■ EL PROBLEMA
Selecciona y copia todas las líneas de los registros en las que aparezca la cadena "Heizkraftwerke".

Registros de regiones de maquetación

******

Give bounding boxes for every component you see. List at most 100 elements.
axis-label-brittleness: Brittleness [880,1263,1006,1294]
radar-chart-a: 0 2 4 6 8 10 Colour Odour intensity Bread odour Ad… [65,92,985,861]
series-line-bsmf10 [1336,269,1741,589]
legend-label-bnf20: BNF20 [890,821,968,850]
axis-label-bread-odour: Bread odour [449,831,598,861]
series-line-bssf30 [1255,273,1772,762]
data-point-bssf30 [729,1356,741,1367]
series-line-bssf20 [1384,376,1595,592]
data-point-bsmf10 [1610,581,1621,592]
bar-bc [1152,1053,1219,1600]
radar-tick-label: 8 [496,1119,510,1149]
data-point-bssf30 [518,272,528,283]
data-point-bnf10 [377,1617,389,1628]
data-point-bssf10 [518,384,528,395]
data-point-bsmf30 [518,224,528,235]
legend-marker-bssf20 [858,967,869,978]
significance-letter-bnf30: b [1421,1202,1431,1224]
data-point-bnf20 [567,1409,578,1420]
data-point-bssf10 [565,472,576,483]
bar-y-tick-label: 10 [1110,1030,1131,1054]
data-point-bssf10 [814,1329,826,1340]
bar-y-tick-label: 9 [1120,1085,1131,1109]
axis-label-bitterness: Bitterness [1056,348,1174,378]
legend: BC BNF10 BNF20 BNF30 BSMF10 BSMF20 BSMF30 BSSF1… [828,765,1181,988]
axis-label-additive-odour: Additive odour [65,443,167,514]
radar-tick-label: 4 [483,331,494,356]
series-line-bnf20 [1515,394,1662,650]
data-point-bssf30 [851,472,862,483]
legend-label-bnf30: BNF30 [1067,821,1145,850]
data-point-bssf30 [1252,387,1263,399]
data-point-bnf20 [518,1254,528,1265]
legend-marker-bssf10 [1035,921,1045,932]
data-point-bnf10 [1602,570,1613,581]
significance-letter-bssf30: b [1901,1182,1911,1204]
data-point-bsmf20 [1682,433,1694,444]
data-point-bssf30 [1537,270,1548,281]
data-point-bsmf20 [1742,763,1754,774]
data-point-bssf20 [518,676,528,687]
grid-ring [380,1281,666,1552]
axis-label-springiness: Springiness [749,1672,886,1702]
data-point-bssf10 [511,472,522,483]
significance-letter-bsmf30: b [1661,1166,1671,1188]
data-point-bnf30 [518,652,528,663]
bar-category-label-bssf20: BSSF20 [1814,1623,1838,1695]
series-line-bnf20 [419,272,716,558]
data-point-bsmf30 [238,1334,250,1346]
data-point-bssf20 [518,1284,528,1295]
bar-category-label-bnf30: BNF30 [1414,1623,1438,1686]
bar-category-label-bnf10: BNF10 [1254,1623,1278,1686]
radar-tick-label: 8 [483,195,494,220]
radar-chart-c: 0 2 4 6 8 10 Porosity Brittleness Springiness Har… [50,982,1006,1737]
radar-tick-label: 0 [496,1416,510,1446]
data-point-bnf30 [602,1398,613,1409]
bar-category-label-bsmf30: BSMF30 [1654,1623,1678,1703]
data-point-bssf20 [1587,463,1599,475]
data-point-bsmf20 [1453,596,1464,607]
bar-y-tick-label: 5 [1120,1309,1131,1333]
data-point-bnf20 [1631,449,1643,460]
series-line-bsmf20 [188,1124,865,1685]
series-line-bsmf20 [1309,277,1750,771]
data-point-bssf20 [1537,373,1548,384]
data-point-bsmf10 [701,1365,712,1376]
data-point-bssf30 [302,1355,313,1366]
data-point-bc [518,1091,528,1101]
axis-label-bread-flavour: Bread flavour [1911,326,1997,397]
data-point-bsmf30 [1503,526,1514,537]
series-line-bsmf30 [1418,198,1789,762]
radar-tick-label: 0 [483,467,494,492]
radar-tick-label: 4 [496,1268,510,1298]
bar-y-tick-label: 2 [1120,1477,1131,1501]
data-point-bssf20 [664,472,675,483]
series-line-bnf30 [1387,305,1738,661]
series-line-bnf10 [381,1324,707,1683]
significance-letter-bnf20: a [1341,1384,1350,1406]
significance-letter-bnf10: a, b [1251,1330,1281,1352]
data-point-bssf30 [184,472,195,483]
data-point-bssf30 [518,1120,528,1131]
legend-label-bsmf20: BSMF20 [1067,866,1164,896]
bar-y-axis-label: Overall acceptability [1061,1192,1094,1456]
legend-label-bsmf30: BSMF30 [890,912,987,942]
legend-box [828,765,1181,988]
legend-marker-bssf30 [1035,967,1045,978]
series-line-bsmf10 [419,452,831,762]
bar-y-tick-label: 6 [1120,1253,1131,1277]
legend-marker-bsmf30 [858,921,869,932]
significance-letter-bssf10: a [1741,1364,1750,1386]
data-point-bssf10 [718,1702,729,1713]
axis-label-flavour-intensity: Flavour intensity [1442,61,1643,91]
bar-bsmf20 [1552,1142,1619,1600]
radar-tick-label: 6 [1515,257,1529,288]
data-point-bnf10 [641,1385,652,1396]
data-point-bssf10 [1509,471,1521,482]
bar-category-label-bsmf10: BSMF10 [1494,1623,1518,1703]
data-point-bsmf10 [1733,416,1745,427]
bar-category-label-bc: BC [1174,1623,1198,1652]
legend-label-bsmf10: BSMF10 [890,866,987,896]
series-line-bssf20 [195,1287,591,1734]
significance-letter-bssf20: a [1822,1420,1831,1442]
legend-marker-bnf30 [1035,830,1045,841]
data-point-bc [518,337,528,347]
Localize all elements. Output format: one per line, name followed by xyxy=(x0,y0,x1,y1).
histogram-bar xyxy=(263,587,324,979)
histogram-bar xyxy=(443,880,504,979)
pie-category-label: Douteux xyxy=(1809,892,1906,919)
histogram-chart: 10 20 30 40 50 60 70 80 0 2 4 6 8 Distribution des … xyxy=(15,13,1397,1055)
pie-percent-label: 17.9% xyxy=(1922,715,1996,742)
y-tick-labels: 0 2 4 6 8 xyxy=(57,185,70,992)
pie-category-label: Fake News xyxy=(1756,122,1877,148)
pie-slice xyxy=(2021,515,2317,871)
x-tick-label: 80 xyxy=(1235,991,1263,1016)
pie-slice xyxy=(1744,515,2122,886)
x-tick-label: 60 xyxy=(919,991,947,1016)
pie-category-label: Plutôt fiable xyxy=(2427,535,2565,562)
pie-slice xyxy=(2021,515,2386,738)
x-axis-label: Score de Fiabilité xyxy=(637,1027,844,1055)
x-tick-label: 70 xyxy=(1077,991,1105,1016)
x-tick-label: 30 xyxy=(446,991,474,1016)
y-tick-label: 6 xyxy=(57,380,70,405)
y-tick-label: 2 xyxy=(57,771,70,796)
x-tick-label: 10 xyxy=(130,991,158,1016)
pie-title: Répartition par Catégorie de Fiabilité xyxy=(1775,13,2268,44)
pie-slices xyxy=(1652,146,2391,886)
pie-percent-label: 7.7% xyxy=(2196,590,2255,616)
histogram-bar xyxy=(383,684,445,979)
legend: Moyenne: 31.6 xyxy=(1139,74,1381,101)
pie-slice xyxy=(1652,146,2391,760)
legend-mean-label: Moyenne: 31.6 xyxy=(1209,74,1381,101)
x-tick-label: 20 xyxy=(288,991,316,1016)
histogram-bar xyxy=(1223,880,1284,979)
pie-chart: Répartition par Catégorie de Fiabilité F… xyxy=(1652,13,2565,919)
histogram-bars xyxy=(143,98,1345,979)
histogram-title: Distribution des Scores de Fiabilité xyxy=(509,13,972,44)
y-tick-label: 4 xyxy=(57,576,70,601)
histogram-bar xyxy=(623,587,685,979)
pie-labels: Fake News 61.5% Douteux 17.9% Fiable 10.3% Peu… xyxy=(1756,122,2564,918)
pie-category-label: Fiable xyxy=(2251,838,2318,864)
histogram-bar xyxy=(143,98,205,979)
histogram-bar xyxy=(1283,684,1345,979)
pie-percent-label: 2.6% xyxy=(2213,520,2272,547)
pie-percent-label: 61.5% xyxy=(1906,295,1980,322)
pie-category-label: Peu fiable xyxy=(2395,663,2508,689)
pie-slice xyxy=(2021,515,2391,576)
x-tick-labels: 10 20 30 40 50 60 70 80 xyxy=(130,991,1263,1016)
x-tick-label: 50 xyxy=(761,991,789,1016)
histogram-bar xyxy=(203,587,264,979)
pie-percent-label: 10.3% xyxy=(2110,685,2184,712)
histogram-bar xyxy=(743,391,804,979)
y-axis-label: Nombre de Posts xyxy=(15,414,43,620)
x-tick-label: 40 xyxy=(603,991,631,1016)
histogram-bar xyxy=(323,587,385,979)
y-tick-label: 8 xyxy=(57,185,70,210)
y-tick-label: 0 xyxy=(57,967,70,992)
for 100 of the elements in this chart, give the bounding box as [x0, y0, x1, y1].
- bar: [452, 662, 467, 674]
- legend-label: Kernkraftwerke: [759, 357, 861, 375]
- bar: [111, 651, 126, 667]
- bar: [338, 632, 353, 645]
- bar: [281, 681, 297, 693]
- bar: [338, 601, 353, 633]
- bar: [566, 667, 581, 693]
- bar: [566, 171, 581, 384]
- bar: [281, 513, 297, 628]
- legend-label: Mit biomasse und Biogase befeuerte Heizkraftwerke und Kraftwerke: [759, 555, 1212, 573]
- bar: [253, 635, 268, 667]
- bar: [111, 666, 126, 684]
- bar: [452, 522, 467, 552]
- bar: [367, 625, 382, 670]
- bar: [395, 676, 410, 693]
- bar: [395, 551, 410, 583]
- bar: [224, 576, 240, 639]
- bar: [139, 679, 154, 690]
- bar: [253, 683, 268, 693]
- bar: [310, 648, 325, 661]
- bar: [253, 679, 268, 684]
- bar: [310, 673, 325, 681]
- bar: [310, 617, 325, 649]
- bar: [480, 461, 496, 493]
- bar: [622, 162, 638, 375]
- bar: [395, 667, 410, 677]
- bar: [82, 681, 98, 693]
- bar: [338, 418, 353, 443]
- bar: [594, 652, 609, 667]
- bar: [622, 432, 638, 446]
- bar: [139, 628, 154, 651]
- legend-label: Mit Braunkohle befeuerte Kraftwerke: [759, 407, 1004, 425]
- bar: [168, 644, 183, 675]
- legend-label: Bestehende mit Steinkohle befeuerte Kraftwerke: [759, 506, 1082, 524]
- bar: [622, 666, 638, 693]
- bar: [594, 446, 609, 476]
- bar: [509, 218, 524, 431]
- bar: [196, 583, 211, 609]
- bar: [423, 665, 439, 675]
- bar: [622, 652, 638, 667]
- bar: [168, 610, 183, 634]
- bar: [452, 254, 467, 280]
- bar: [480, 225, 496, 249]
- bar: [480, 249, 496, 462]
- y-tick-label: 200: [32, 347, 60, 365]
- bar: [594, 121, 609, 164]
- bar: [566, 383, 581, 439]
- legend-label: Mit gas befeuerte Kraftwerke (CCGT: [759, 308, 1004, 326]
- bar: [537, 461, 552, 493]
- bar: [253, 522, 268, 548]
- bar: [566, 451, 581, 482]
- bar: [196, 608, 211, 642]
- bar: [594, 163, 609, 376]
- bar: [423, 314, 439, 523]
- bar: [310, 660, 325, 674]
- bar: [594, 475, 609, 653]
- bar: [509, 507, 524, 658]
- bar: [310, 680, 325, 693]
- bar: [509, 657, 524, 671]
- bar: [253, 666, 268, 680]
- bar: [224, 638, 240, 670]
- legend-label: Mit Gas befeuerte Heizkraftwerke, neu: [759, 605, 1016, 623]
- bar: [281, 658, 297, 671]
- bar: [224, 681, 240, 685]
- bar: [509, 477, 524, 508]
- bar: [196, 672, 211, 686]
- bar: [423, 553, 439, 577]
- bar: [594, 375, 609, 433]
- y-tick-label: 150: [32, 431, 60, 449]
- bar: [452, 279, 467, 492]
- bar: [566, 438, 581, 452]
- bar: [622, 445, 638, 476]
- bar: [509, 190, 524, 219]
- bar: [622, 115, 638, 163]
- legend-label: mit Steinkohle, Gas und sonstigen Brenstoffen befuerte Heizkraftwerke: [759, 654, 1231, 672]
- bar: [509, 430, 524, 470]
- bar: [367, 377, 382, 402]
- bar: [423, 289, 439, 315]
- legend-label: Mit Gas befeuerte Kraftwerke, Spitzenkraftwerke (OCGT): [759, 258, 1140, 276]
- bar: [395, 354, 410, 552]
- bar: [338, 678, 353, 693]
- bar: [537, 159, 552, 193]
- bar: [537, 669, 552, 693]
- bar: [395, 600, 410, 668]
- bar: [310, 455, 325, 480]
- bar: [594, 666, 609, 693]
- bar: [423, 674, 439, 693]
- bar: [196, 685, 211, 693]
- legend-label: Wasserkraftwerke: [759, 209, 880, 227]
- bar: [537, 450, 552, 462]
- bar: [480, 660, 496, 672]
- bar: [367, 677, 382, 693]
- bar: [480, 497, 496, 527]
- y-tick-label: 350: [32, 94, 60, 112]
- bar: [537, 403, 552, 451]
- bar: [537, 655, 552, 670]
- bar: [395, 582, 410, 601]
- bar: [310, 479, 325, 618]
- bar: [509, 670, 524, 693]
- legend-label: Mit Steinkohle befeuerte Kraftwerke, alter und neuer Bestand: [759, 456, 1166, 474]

******

■ RESULTADO OBTENIDO
- legend-label: Mit biomasse und Biogase befeuerte Heizkraftwerke und Kraftwerke: [759, 555, 1212, 573]
- legend-label: Mit Gas befeuerte Heizkraftwerke, neu: [759, 605, 1016, 623]
- legend-label: mit Steinkohle, Gas und sonstigen Brenstoffen befuerte Heizkraftwerke: [759, 654, 1231, 672]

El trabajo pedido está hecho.